**Work to do**.
Select, from the material below, each line with "Budapest" in it.
## start
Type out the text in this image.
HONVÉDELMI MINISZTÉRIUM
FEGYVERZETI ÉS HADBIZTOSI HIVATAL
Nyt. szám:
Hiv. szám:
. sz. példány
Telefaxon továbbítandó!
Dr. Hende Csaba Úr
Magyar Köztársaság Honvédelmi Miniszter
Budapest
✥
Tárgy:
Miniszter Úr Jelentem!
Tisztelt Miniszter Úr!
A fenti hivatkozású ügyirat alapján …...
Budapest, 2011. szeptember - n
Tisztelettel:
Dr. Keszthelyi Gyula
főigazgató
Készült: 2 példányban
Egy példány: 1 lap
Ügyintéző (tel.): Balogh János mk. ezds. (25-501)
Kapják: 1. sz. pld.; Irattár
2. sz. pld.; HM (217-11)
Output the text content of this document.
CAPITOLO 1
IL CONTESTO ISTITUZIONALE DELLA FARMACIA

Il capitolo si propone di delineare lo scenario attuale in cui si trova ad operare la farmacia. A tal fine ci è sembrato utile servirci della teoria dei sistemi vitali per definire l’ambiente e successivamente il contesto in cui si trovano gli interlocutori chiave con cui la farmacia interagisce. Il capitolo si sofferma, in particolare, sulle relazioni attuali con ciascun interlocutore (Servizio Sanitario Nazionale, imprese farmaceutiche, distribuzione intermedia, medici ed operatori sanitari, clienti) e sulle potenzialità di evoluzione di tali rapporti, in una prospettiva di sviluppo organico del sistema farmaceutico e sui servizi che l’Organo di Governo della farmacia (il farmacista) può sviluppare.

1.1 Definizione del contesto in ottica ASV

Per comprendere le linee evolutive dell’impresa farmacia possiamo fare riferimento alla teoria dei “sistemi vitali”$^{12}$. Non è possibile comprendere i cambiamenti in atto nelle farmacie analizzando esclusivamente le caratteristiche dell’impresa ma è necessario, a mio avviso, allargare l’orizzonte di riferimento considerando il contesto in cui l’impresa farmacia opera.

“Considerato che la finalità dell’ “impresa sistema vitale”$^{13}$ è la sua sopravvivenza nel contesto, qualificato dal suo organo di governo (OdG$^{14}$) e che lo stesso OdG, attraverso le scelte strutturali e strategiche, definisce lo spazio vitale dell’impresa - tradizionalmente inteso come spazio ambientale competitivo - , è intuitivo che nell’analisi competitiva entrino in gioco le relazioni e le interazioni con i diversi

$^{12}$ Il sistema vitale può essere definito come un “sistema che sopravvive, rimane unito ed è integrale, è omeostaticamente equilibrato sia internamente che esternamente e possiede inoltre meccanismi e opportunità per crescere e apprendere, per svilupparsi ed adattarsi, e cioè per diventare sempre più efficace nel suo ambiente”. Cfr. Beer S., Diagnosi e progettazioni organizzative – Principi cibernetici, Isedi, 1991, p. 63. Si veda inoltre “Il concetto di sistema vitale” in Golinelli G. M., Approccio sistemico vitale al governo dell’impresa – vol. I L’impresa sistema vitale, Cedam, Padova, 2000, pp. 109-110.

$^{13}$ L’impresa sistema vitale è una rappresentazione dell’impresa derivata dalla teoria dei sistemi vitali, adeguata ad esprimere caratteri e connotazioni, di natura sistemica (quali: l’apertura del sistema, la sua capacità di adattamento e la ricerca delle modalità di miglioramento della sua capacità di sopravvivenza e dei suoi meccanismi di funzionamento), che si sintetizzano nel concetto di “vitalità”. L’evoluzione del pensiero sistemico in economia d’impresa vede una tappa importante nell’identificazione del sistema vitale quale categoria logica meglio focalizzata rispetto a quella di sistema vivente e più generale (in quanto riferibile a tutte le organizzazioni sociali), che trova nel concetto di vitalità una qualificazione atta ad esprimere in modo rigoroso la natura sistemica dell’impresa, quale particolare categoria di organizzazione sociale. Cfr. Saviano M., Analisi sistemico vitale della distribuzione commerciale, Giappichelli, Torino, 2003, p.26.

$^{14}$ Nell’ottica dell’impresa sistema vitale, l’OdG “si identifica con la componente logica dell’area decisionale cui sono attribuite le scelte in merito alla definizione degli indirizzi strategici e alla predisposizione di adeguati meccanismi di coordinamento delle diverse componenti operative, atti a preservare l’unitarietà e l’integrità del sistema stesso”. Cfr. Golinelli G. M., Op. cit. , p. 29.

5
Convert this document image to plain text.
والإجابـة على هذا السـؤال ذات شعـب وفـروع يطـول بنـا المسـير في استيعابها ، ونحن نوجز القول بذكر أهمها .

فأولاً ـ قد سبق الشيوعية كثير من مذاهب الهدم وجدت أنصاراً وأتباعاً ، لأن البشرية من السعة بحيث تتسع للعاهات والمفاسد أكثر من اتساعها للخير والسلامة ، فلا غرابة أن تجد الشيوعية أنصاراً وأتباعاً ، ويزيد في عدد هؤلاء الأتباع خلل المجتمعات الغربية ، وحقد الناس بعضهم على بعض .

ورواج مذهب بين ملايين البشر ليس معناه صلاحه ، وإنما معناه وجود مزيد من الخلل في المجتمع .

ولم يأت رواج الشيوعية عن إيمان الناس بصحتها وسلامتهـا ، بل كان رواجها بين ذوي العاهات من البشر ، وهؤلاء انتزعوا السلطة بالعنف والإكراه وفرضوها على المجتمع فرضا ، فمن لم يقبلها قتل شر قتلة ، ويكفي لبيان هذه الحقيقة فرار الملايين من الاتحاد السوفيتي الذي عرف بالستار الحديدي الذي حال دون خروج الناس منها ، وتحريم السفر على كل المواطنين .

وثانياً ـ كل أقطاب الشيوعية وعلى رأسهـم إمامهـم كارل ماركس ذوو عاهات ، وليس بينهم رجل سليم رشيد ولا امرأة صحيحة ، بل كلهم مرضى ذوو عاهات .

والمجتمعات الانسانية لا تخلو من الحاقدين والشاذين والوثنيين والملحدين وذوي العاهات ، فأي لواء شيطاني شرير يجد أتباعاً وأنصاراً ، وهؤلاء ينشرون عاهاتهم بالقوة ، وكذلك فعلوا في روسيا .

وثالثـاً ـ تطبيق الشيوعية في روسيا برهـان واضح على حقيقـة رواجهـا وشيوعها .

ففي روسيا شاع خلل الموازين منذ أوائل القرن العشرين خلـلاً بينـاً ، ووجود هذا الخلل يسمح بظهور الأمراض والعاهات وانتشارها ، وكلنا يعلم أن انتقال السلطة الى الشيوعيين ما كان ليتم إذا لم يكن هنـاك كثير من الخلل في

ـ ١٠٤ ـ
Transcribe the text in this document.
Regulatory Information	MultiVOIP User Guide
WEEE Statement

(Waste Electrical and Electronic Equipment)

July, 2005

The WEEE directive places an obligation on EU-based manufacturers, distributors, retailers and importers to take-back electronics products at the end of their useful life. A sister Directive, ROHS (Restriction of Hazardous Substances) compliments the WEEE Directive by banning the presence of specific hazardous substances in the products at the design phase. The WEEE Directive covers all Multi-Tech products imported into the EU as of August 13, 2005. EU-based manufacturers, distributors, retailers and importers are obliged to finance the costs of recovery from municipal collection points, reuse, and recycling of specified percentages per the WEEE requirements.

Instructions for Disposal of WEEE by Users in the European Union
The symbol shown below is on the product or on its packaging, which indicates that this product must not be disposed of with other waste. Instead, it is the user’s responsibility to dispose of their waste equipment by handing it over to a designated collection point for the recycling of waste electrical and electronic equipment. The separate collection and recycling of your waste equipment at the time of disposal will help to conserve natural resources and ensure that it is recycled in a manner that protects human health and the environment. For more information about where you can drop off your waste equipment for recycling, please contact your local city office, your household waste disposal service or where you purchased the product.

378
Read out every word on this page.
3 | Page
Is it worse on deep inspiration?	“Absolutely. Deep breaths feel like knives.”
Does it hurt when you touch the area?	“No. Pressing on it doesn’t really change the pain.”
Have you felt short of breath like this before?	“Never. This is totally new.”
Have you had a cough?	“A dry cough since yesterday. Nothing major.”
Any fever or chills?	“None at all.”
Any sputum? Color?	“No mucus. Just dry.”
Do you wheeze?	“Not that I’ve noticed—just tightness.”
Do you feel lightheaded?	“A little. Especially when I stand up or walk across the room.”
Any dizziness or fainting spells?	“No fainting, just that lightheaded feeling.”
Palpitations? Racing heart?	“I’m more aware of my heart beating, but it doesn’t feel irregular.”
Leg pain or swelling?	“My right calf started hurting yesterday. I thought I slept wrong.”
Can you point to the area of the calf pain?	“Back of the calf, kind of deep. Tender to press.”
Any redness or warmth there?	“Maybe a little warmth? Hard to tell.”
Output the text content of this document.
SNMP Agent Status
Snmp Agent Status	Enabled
## end
**Answer to the task**.
Budapest
Budapest, 2011. szeptember - n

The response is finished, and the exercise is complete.